▶ Given records:
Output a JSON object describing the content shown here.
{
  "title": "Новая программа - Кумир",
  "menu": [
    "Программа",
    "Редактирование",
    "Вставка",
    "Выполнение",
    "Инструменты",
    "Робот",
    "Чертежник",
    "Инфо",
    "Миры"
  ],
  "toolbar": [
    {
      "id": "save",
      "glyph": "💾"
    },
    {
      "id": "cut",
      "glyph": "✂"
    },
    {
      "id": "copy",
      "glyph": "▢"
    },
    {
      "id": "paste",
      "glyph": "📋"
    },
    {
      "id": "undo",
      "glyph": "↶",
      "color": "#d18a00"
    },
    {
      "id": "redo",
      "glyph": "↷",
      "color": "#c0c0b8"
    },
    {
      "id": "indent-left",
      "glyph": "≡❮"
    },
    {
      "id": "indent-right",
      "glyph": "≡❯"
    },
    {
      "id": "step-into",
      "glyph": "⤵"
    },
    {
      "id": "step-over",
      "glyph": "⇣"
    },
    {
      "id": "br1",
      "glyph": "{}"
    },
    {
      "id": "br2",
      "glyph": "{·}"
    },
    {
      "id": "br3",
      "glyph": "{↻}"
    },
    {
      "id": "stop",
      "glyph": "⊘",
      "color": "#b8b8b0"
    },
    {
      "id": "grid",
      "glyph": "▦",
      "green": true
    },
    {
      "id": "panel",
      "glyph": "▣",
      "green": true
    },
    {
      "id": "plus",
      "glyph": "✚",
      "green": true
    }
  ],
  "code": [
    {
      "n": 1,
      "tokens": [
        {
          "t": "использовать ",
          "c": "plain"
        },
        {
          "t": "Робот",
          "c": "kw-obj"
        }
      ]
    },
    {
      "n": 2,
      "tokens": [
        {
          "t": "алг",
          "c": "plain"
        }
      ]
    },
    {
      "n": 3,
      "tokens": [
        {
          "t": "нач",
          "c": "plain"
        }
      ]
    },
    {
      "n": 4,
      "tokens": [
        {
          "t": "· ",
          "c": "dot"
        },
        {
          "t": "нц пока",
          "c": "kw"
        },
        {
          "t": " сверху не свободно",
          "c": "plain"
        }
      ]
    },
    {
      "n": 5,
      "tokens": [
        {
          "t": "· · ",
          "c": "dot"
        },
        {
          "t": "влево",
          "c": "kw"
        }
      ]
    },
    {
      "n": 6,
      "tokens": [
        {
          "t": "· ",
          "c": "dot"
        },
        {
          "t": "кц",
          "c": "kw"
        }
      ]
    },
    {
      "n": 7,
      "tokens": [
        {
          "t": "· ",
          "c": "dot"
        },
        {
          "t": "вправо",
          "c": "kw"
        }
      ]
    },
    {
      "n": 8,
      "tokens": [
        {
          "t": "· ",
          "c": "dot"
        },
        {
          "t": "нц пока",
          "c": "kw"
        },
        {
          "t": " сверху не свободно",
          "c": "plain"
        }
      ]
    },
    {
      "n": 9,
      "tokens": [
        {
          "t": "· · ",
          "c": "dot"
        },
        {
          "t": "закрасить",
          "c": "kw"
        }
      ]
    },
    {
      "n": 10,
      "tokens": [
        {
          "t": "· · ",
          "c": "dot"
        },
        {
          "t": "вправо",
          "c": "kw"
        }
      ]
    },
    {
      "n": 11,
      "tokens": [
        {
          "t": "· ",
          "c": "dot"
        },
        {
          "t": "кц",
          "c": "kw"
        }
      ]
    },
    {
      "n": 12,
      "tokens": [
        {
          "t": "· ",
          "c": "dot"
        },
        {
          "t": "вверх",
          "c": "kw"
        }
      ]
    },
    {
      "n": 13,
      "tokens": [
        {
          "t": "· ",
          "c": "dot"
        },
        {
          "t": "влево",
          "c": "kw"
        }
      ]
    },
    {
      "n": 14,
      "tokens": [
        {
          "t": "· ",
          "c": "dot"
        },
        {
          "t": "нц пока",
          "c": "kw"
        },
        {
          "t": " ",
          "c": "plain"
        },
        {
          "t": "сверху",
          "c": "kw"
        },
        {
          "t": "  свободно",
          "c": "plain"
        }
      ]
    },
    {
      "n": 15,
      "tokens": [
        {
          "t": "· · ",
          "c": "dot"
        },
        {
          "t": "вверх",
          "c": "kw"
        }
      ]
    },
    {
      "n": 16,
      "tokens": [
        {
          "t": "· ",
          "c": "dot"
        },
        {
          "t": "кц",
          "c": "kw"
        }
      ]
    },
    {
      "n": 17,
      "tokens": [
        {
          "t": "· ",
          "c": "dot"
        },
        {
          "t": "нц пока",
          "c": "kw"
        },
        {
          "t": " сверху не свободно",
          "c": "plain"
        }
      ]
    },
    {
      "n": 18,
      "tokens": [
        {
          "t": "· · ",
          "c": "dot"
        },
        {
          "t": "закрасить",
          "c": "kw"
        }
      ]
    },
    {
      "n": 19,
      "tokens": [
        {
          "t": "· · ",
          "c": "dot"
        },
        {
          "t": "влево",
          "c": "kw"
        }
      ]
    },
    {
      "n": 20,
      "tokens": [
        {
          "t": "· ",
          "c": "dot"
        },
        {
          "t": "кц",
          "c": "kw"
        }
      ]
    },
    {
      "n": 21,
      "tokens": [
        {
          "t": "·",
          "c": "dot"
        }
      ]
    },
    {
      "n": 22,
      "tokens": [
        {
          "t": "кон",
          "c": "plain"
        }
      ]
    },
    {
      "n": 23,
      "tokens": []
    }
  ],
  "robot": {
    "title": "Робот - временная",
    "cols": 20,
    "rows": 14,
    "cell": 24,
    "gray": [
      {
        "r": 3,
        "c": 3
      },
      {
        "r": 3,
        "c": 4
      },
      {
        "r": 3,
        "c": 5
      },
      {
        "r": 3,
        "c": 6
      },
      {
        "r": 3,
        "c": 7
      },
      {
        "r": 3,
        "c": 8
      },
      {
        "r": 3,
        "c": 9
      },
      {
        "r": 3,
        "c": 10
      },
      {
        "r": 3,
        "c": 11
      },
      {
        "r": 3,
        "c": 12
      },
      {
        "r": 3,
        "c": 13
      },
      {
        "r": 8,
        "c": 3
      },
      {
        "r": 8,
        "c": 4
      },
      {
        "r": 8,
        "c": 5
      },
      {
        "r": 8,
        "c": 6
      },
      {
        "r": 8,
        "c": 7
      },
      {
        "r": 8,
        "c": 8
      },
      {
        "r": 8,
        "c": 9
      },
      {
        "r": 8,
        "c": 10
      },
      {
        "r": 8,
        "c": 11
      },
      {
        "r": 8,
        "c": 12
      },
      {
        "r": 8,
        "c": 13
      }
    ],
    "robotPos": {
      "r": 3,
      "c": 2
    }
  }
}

▶ Problem:
Print the records once more, exactly as they were given.

▶ Solution to the exercise:
Output a JSON object describing the content shown here.
{
  "title": "Новая программа - Кумир",
  "menu": [
    "Программа",
    "Редактирование",
    "Вставка",
    "Выполнение",
    "Инструменты",
    "Робот",
    "Чертежник",
    "Инфо",
    "Миры"
  ],
  "toolbar": [
    {
      "id": "save",
      "glyph": "💾"
    },
    {
      "id": "cut",
      "glyph": "✂"
    },
    {
      "id": "copy",
      "glyph": "▢"
    },
    {
      "id": "paste",
      "glyph": "📋"
    },
    {
      "id": "undo",
      "glyph": "↶",
      "color": "#d18a00"
    },
    {
      "id": "redo",
      "glyph": "↷",
      "color": "#c0c0b8"
    },
    {
      "id": "indent-left",
      "glyph": "≡❮"
    },
    {
      "id": "indent-right",
      "glyph": "≡❯"
    },
    {
      "id": "step-into",
      "glyph": "⤵"
    },
    {
      "id": "step-over",
      "glyph": "⇣"
    },
    {
      "id": "br1",
      "glyph": "{}"
    },
    {
      "id": "br2",
      "glyph": "{·}"
    },
    {
      "id": "br3",
      "glyph": "{↻}"
    },
    {
      "id": "stop",
      "glyph": "⊘",
      "color": "#b8b8b0"
    },
    {
      "id": "grid",
      "glyph": "▦",
      "green": true
    },
    {
      "id": "panel",
      "glyph": "▣",
      "green": true
    },
    {
      "id": "plus",
      "glyph": "✚",
      "green": true
    }
  ],
  "code": [
    {
      "n": 1,
      "tokens": [
        {
          "t": "использовать ",
          "c": "plain"
        },
        {
          "t": "Робот",
          "c": "kw-obj"
        }
      ]
    },
    {
      "n": 2,
      "tokens": [
        {
          "t": "алг",
          "c": "plain"
        }
      ]
    },
    {
      "n": 3,
      "tokens": [
        {
          "t": "нач",
          "c": "plain"
        }
      ]
    },
    {
      "n": 4,
      "tokens": [
        {
          "t": "· ",
          "c": "dot"
        },
        {
          "t": "нц пока",
          "c": "kw"
        },
        {
          "t": " сверху не свободно",
          "c": "plain"
        }
      ]
    },
    {
      "n": 5,
      "tokens": [
        {
          "t": "· · ",
          "c": "dot"
        },
        {
          "t": "влево",
          "c": "kw"
        }
      ]
    },
    {
      "n": 6,
      "tokens": [
        {
          "t": "· ",
          "c": "dot"
        },
        {
          "t": "кц",
          "c": "kw"
        }
      ]
    },
    {
      "n": 7,
      "tokens": [
        {
          "t": "· ",
          "c": "dot"
        },
        {
          "t": "вправо",
          "c": "kw"
        }
      ]
    },
    {
      "n": 8,
      "tokens": [
        {
          "t": "· ",
          "c": "dot"
        },
        {
          "t": "нц пока",
          "c": "kw"
        },
        {
          "t": " сверху не свободно",
          "c": "plain"
        }
      ]
    },
    {
      "n": 9,
      "tokens": [
        {
          "t": "· · ",
          "c": "dot"
        },
        {
          "t": "закрасить",
          "c": "kw"
        }
      ]
    },
    {
      "n": 10,
      "tokens": [
        {
          "t": "· · ",
          "c": "dot"
        },
        {
          "t": "вправо",
          "c": "kw"
        }
      ]
    },
    {
      "n": 11,
      "tokens": [
        {
          "t": "· ",
          "c": "dot"
        },
        {
          "t": "кц",
          "c": "kw"
        }
      ]
    },
    {
      "n": 12,
      "tokens": [
        {
          "t": "· ",
          "c": "dot"
        },
        {
          "t": "вверх",
          "c": "kw"
        }
      ]
    },
    {
      "n": 13,
      "tokens": [
        {
          "t": "· ",
          "c": "dot"
        },
        {
          "t": "влево",
          "c": "kw"
        }
      ]
    },
    {
      "n": 14,
      "tokens": [
        {
          "t": "· ",
          "c": "dot"
        },
        {
          "t": "нц пока",
          "c": "kw"
        },
        {
          "t": " ",
          "c": "plain"
        },
        {
          "t": "сверху",
          "c": "kw"
        },
        {
          "t": "  свободно",
          "c": "plain"
        }
      ]
    },
    {
      "n": 15,
      "tokens": [
        {
          "t": "· · ",
          "c": "dot"
        },
        {
          "t": "вверх",
          "c": "kw"
        }
      ]
    },
    {
      "n": 16,
      "tokens": [
        {
          "t": "· ",
          "c": "dot"
        },
        {
          "t": "кц",
          "c": "kw"
        }
      ]
    },
    {
      "n": 17,
      "tokens": [
        {
          "t": "· ",
          "c": "dot"
        },
        {
          "t": "нц пока",
          "c": "kw"
        },
        {
          "t": " сверху не свободно",
          "c": "plain"
        }
      ]
    },
    {
      "n": 18,
      "tokens": [
        {
          "t": "· · ",
          "c": "dot"
        },
        {
          "t": "закрасить",
          "c": "kw"
        }
      ]
    },
    {
      "n": 19,
      "tokens": [
        {
          "t": "· · ",
          "c": "dot"
        },
        {
          "t": "влево",
          "c": "kw"
        }
      ]
    },
    {
      "n": 20,
      "tokens": [
        {
          "t": "· ",
          "c": "dot"
        },
        {
          "t": "кц",
          "c": "kw"
        }
      ]
    },
    {
      "n": 21,
      "tokens": [
        {
          "t": "·",
          "c": "dot"
        }
      ]
    },
    {
      "n": 22,
      "tokens": [
        {
          "t": "кон",
          "c": "plain"
        }
      ]
    },
    {
      "n": 23,
      "tokens": []
    }
  ],
  "robot": {
    "title": "Робот - временная",
    "cols": 20,
    "rows": 14,
    "cell": 24,
    "gray": [
      {
        "r": 3,
        "c": 3
      },
      {
        "r": 3,
        "c": 4
      },
      {
        "r": 3,
        "c": 5
      },
      {
        "r": 3,
        "c": 6
      },
      {
        "r": 3,
        "c": 7
      },
      {
        "r": 3,
        "c": 8
      },
      {
        "r": 3,
        "c": 9
      },
      {
        "r": 3,
        "c": 10
      },
      {
        "r": 3,
        "c": 11
      },
      {
        "r": 3,
        "c": 12
      },
      {
        "r": 3,
        "c": 13
      },
      {
        "r": 8,
        "c": 3
      },
      {
        "r": 8,
        "c": 4
      },
      {
        "r": 8,
        "c": 5
      },
      {
        "r": 8,
        "c": 6
      },
      {
        "r": 8,
        "c": 7
      },
      {
        "r": 8,
        "c": 8
      },
      {
        "r": 8,
        "c": 9
      },
      {
        "r": 8,
        "c": 10
      },
      {
        "r": 8,
        "c": 11
      },
      {
        "r": 8,
        "c": 12
      },
      {
        "r": 8,
        "c": 13
      }
    ],
    "robotPos": {
      "r": 3,
      "c": 2
    }
  }
}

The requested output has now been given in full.